**Given problem**
Below are entries. Pull out all lines containing "JSON".

**Material shown**

———

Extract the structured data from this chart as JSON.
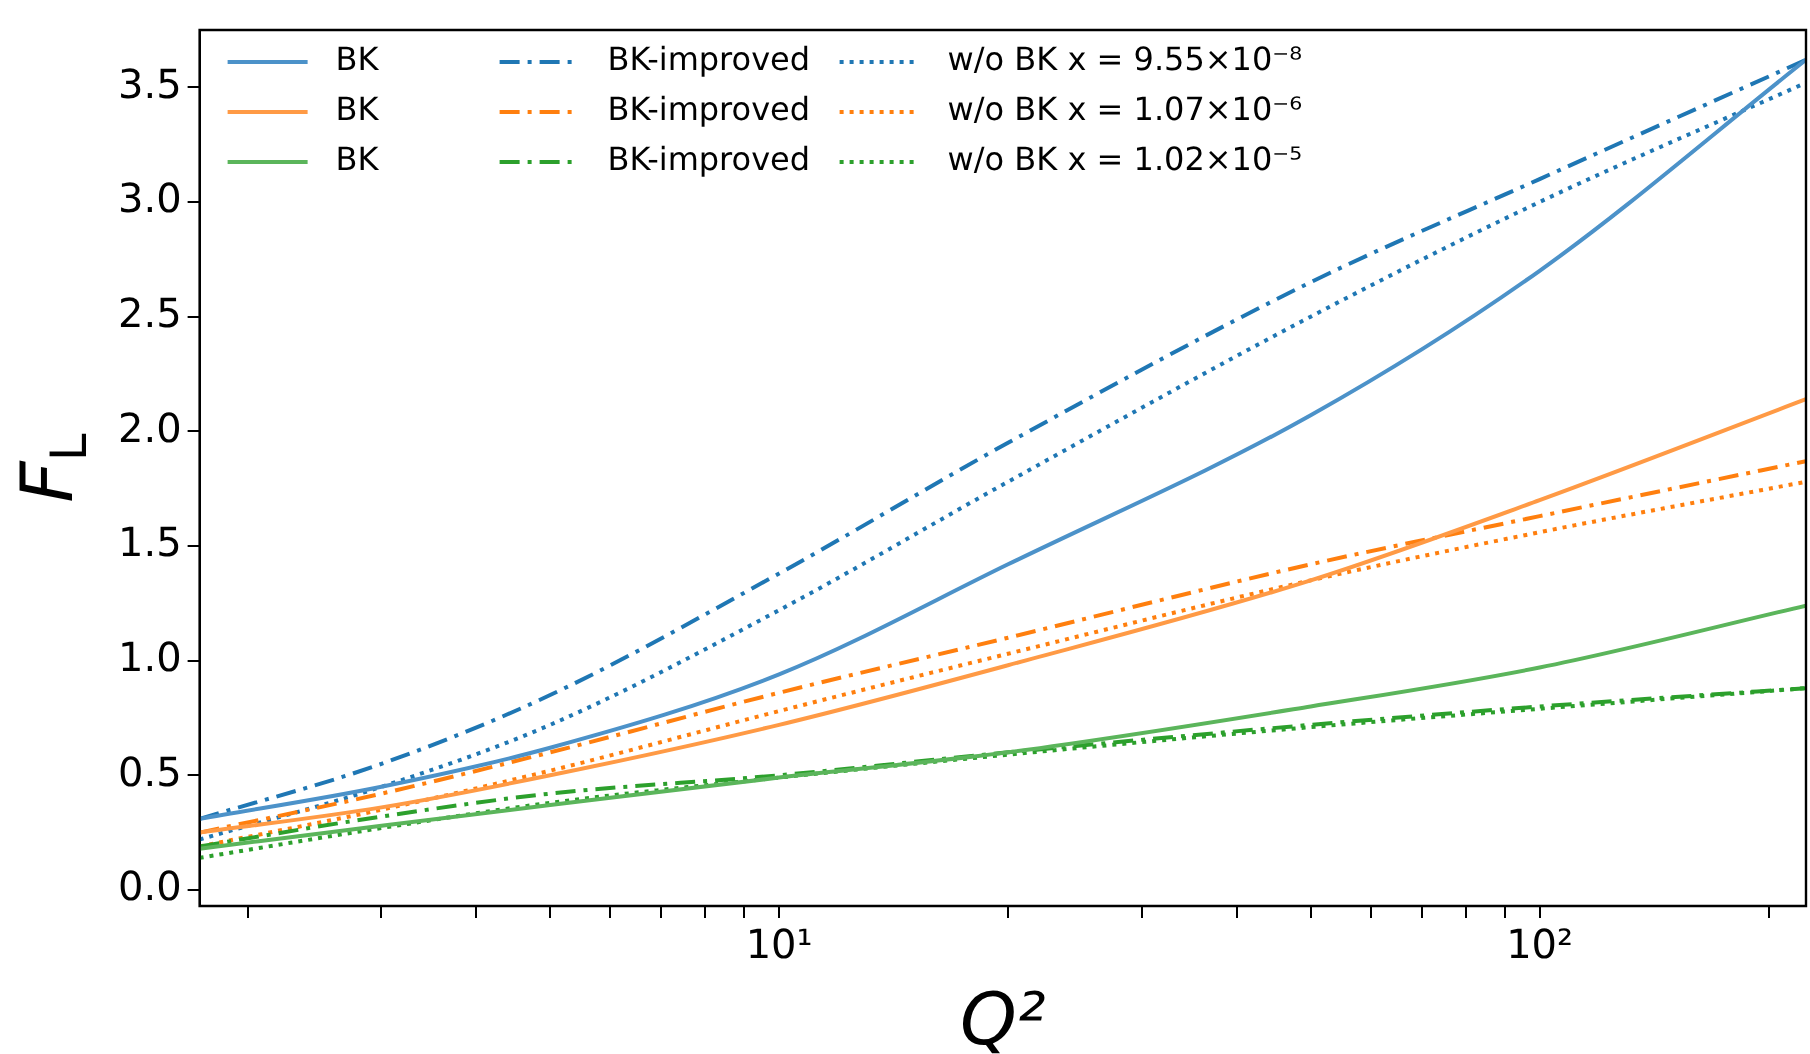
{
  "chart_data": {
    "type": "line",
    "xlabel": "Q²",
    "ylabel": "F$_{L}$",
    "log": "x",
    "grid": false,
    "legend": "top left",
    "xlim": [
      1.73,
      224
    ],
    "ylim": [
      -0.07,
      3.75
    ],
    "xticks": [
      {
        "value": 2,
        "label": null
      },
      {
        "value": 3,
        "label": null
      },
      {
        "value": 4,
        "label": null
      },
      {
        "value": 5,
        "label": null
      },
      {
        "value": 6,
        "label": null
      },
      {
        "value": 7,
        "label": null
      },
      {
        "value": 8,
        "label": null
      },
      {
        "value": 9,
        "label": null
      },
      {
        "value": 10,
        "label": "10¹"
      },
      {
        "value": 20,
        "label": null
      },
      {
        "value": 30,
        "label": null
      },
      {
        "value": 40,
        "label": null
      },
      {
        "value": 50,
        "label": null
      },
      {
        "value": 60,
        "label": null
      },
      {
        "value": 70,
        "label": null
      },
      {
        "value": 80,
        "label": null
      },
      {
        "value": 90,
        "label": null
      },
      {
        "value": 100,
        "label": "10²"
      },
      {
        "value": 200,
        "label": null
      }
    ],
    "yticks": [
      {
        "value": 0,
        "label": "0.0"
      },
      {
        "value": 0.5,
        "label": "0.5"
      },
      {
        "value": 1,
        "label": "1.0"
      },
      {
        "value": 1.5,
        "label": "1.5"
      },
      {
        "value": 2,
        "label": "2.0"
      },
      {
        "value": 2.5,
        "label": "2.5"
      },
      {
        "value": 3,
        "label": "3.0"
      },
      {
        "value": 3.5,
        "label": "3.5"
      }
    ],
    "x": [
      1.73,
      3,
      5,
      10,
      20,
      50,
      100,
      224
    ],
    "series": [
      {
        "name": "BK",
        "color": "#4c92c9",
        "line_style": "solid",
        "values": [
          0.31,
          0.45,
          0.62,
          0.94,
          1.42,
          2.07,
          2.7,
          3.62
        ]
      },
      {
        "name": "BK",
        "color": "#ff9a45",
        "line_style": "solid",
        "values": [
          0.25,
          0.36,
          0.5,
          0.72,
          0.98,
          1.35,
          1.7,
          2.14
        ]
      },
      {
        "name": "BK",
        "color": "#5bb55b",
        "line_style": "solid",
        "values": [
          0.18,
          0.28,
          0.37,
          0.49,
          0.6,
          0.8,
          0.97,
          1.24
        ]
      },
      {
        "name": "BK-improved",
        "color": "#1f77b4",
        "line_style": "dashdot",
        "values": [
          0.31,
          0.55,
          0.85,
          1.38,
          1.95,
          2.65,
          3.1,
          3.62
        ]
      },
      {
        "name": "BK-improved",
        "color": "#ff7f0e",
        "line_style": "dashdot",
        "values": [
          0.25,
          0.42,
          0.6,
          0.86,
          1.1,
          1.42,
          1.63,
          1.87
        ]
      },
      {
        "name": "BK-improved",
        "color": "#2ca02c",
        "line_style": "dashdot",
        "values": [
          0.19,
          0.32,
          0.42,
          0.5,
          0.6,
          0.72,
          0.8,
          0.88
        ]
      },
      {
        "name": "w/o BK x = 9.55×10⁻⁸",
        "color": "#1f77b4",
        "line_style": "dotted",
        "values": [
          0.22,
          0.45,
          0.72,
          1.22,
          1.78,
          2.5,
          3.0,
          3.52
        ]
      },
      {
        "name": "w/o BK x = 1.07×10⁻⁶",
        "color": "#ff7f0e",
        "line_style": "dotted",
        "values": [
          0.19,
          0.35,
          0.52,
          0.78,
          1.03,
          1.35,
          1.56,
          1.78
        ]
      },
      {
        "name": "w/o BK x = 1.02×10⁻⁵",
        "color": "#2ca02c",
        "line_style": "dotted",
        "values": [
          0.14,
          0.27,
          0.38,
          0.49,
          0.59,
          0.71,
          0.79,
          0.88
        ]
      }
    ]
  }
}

———

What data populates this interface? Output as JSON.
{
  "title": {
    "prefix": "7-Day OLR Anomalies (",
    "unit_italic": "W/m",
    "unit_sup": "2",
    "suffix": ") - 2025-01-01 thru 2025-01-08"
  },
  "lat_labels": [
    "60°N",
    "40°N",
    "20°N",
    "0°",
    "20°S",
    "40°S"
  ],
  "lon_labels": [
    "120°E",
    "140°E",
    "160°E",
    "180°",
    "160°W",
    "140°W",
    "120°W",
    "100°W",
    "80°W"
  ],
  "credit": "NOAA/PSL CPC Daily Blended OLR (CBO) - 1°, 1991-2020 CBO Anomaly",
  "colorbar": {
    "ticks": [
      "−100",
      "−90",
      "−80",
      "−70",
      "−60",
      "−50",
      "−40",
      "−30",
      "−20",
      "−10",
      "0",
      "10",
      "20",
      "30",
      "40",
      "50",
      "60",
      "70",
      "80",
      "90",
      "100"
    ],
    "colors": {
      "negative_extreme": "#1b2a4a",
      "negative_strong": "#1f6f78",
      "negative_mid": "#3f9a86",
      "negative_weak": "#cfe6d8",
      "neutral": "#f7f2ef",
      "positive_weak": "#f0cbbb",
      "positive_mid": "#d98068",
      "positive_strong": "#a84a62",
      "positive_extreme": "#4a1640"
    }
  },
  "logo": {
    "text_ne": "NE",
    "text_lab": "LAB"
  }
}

———

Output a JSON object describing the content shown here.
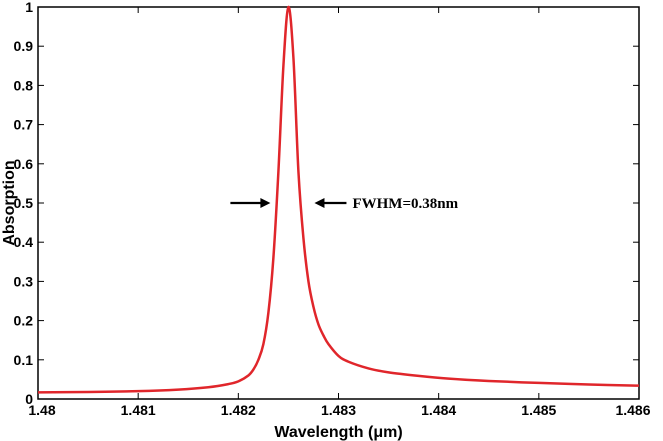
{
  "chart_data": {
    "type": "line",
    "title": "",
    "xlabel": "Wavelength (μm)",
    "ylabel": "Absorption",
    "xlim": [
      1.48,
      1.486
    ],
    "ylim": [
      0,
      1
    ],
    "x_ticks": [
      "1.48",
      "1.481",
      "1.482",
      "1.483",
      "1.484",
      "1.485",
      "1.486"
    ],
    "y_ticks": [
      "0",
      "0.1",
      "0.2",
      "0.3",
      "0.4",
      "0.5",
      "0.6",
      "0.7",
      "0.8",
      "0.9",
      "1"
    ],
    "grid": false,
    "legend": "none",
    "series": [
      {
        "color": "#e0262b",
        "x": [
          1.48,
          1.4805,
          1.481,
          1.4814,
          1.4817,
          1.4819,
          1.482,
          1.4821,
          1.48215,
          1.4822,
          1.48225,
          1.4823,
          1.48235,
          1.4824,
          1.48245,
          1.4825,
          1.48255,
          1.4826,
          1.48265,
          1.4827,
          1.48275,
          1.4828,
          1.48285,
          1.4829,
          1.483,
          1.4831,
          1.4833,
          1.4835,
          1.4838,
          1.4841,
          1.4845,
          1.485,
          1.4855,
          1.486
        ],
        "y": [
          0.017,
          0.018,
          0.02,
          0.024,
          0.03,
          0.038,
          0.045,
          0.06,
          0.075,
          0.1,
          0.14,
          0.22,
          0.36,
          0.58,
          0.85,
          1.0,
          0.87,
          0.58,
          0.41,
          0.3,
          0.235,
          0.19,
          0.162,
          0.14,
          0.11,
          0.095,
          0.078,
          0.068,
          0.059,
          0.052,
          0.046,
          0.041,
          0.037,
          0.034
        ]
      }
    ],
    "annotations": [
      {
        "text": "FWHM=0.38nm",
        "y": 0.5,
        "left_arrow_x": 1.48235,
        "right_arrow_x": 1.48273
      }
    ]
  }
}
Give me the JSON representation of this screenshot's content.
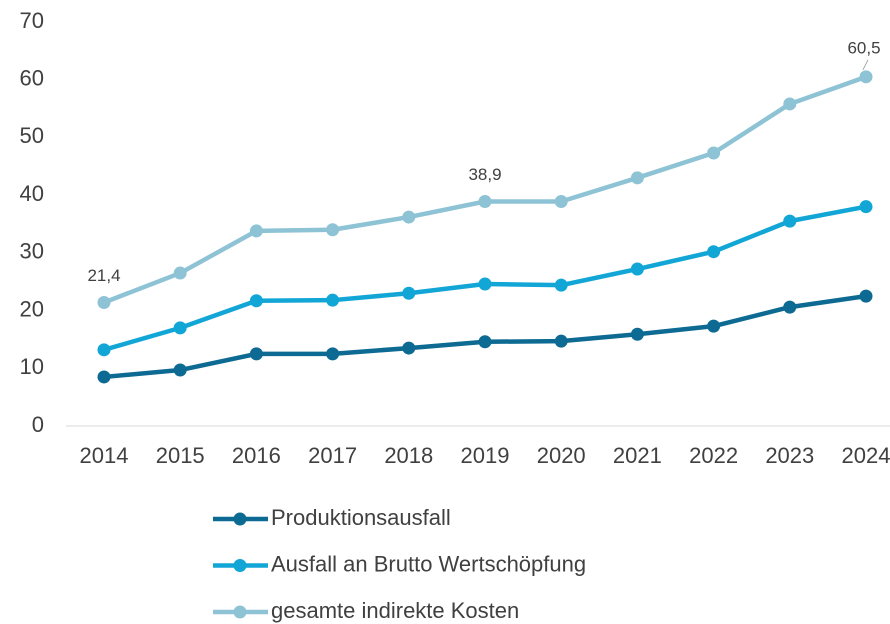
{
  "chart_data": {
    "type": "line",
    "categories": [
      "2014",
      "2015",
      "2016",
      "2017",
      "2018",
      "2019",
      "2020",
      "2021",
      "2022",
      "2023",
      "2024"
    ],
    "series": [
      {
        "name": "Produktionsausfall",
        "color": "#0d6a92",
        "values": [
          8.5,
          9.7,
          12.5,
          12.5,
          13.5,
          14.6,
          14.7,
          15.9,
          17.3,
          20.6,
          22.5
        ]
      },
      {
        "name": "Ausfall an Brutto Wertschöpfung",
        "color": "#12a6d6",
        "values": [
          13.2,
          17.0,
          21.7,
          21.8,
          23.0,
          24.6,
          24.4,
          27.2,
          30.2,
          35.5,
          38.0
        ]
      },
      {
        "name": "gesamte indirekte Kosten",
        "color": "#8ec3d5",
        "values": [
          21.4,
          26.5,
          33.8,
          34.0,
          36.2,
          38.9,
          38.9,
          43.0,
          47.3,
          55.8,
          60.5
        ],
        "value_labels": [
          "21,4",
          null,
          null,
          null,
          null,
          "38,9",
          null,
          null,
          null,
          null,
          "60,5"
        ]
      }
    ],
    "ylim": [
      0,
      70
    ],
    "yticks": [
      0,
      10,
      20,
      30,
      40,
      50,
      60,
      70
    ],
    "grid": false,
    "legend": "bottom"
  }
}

———

**Written solution**
Extract the structured data from this chart as JSON.
What data populates this interface? Output as JSON.
Output a JSON object describing the content shown here.
Give me the JSON representation of this screenshot's content.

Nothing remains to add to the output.